● INPUT MATERIAL:

------------------------------------------------------------------------

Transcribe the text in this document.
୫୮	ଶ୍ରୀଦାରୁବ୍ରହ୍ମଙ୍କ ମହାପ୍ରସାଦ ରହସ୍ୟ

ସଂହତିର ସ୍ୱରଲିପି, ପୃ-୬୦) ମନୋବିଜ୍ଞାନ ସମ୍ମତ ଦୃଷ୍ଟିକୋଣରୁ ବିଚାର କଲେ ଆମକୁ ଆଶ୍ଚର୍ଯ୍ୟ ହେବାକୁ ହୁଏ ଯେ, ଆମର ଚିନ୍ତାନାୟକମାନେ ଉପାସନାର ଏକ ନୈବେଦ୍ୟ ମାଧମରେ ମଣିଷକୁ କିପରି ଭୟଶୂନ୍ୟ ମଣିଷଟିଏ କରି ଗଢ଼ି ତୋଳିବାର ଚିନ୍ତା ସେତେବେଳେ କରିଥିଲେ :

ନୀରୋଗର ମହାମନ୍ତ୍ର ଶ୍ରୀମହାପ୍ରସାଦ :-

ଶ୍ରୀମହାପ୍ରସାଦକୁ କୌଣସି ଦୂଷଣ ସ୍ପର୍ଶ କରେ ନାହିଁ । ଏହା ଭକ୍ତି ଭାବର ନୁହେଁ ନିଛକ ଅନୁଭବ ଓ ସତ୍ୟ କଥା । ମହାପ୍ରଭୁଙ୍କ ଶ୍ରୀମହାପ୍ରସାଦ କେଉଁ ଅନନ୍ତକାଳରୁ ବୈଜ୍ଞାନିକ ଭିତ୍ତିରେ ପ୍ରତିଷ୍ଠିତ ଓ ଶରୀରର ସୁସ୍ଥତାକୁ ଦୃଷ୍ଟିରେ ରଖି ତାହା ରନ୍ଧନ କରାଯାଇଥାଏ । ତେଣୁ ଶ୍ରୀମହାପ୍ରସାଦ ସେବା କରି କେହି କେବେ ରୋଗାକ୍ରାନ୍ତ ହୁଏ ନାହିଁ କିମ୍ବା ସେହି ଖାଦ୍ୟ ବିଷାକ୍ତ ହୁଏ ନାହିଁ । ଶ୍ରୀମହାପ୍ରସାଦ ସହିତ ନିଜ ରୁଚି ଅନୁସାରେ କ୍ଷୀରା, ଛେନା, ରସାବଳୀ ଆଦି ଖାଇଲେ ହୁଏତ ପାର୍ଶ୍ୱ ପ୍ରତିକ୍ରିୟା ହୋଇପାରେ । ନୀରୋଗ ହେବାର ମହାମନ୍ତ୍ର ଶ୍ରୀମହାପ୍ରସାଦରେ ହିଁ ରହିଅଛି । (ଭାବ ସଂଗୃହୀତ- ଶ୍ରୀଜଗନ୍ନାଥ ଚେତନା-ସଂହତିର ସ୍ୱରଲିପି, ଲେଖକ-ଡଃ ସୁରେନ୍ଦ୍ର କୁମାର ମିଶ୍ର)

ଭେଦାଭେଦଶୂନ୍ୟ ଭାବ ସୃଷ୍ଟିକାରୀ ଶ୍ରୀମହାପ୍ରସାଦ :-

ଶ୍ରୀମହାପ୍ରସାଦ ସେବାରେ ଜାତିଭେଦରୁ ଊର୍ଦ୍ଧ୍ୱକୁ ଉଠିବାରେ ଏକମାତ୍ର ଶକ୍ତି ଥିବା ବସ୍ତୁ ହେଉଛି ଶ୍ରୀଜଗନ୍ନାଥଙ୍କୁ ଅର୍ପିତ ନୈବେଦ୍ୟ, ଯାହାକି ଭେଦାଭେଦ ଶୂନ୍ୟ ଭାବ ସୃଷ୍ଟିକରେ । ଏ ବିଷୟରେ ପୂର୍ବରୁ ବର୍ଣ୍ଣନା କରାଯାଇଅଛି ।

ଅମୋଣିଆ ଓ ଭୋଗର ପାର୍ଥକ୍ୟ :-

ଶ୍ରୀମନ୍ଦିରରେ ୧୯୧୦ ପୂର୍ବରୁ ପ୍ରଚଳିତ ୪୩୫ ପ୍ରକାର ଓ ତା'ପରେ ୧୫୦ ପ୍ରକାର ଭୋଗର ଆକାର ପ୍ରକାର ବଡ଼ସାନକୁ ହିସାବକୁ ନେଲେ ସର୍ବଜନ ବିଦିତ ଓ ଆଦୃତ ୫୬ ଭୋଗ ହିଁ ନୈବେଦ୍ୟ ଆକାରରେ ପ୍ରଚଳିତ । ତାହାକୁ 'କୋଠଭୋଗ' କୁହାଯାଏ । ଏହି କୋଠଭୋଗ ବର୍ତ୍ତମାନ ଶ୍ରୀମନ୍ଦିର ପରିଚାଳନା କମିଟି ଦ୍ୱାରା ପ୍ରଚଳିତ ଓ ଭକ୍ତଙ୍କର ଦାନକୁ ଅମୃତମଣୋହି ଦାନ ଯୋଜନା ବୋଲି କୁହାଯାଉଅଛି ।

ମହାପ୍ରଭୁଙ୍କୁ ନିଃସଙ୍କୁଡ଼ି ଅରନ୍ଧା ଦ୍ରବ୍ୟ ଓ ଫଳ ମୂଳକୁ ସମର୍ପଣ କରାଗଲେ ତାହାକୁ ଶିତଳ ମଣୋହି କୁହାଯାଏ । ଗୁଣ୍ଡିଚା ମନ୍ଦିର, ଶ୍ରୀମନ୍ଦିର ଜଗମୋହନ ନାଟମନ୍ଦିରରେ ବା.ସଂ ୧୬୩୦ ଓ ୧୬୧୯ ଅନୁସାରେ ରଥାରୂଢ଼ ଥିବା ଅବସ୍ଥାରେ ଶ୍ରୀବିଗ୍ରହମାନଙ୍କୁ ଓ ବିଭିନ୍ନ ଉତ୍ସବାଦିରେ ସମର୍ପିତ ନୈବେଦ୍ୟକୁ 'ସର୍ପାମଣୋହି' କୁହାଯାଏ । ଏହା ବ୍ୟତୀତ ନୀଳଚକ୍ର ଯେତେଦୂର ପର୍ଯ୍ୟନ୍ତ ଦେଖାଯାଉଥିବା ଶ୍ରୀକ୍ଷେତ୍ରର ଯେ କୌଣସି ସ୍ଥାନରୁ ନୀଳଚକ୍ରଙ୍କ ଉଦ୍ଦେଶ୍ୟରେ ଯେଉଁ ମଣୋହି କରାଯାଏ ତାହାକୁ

------------------------------------------------------------------------

● WHAT TO WORK ON: Retype the records in full. Keep every line identical to the original.

● COMPLETE ANSWER:
Transcribe the text in this document.
୫୮	ଶ୍ରୀଦାରୁବ୍ରହ୍ମଙ୍କ ମହାପ୍ରସାଦ ରହସ୍ୟ

ସଂହତିର ସ୍ୱରଲିପି, ପୃ-୬୦) ମନୋବିଜ୍ଞାନ ସମ୍ମତ ଦୃଷ୍ଟିକୋଣରୁ ବିଚାର କଲେ ଆମକୁ ଆଶ୍ଚର୍ଯ୍ୟ ହେବାକୁ ହୁଏ ଯେ, ଆମର ଚିନ୍ତାନାୟକମାନେ ଉପାସନାର ଏକ ନୈବେଦ୍ୟ ମାଧମରେ ମଣିଷକୁ କିପରି ଭୟଶୂନ୍ୟ ମଣିଷଟିଏ କରି ଗଢ଼ି ତୋଳିବାର ଚିନ୍ତା ସେତେବେଳେ କରିଥିଲେ :

ନୀରୋଗର ମହାମନ୍ତ୍ର ଶ୍ରୀମହାପ୍ରସାଦ :-

ଶ୍ରୀମହାପ୍ରସାଦକୁ କୌଣସି ଦୂଷଣ ସ୍ପର୍ଶ କରେ ନାହିଁ । ଏହା ଭକ୍ତି ଭାବର ନୁହେଁ ନିଛକ ଅନୁଭବ ଓ ସତ୍ୟ କଥା । ମହାପ୍ରଭୁଙ୍କ ଶ୍ରୀମହାପ୍ରସାଦ କେଉଁ ଅନନ୍ତକାଳରୁ ବୈଜ୍ଞାନିକ ଭିତ୍ତିରେ ପ୍ରତିଷ୍ଠିତ ଓ ଶରୀରର ସୁସ୍ଥତାକୁ ଦୃଷ୍ଟିରେ ରଖି ତାହା ରନ୍ଧନ କରାଯାଇଥାଏ । ତେଣୁ ଶ୍ରୀମହାପ୍ରସାଦ ସେବା କରି କେହି କେବେ ରୋଗାକ୍ରାନ୍ତ ହୁଏ ନାହିଁ କିମ୍ବା ସେହି ଖାଦ୍ୟ ବିଷାକ୍ତ ହୁଏ ନାହିଁ । ଶ୍ରୀମହାପ୍ରସାଦ ସହିତ ନିଜ ରୁଚି ଅନୁସାରେ କ୍ଷୀରା, ଛେନା, ରସାବଳୀ ଆଦି ଖାଇଲେ ହୁଏତ ପାର୍ଶ୍ୱ ପ୍ରତିକ୍ରିୟା ହୋଇପାରେ । ନୀରୋଗ ହେବାର ମହାମନ୍ତ୍ର ଶ୍ରୀମହାପ୍ରସାଦରେ ହିଁ ରହିଅଛି । (ଭାବ ସଂଗୃହୀତ- ଶ୍ରୀଜଗନ୍ନାଥ ଚେତନା-ସଂହତିର ସ୍ୱରଲିପି, ଲେଖକ-ଡଃ ସୁରେନ୍ଦ୍ର କୁମାର ମିଶ୍ର)

ଭେଦାଭେଦଶୂନ୍ୟ ଭାବ ସୃଷ୍ଟିକାରୀ ଶ୍ରୀମହାପ୍ରସାଦ :-

ଶ୍ରୀମହାପ୍ରସାଦ ସେବାରେ ଜାତିଭେଦରୁ ଊର୍ଦ୍ଧ୍ୱକୁ ଉଠିବାରେ ଏକମାତ୍ର ଶକ୍ତି ଥିବା ବସ୍ତୁ ହେଉଛି ଶ୍ରୀଜଗନ୍ନାଥଙ୍କୁ ଅର୍ପିତ ନୈବେଦ୍ୟ, ଯାହାକି ଭେଦାଭେଦ ଶୂନ୍ୟ ଭାବ ସୃଷ୍ଟିକରେ । ଏ ବିଷୟରେ ପୂର୍ବରୁ ବର୍ଣ୍ଣନା କରାଯାଇଅଛି ।

ଅମୋଣିଆ ଓ ଭୋଗର ପାର୍ଥକ୍ୟ :-

ଶ୍ରୀମନ୍ଦିରରେ ୧୯୧୦ ପୂର୍ବରୁ ପ୍ରଚଳିତ ୪୩୫ ପ୍ରକାର ଓ ତା'ପରେ ୧୫୦ ପ୍ରକାର ଭୋଗର ଆକାର ପ୍ରକାର ବଡ଼ସାନକୁ ହିସାବକୁ ନେଲେ ସର୍ବଜନ ବିଦିତ ଓ ଆଦୃତ ୫୬ ଭୋଗ ହିଁ ନୈବେଦ୍ୟ ଆକାରରେ ପ୍ରଚଳିତ । ତାହାକୁ 'କୋଠଭୋଗ' କୁହାଯାଏ । ଏହି କୋଠଭୋଗ ବର୍ତ୍ତମାନ ଶ୍ରୀମନ୍ଦିର ପରିଚାଳନା କମିଟି ଦ୍ୱାରା ପ୍ରଚଳିତ ଓ ଭକ୍ତଙ୍କର ଦାନକୁ ଅମୃତମଣୋହି ଦାନ ଯୋଜନା ବୋଲି କୁହାଯାଉଅଛି ।

ମହାପ୍ରଭୁଙ୍କୁ ନିଃସଙ୍କୁଡ଼ି ଅରନ୍ଧା ଦ୍ରବ୍ୟ ଓ ଫଳ ମୂଳକୁ ସମର୍ପଣ କରାଗଲେ ତାହାକୁ ଶିତଳ ମଣୋହି କୁହାଯାଏ । ଗୁଣ୍ଡିଚା ମନ୍ଦିର, ଶ୍ରୀମନ୍ଦିର ଜଗମୋହନ ନାଟମନ୍ଦିରରେ ବା.ସଂ ୧୬୩୦ ଓ ୧୬୧୯ ଅନୁସାରେ ରଥାରୂଢ଼ ଥିବା ଅବସ୍ଥାରେ ଶ୍ରୀବିଗ୍ରହମାନଙ୍କୁ ଓ ବିଭିନ୍ନ ଉତ୍ସବାଦିରେ ସମର୍ପିତ ନୈବେଦ୍ୟକୁ 'ସର୍ପାମଣୋହି' କୁହାଯାଏ । ଏହା ବ୍ୟତୀତ ନୀଳଚକ୍ର ଯେତେଦୂର ପର୍ଯ୍ୟନ୍ତ ଦେଖାଯାଉଥିବା ଶ୍ରୀକ୍ଷେତ୍ରର ଯେ କୌଣସି ସ୍ଥାନରୁ ନୀଳଚକ୍ରଙ୍କ ଉଦ୍ଦେଶ୍ୟରେ ଯେଉଁ ମଣୋହି କରାଯାଏ ତାହାକୁ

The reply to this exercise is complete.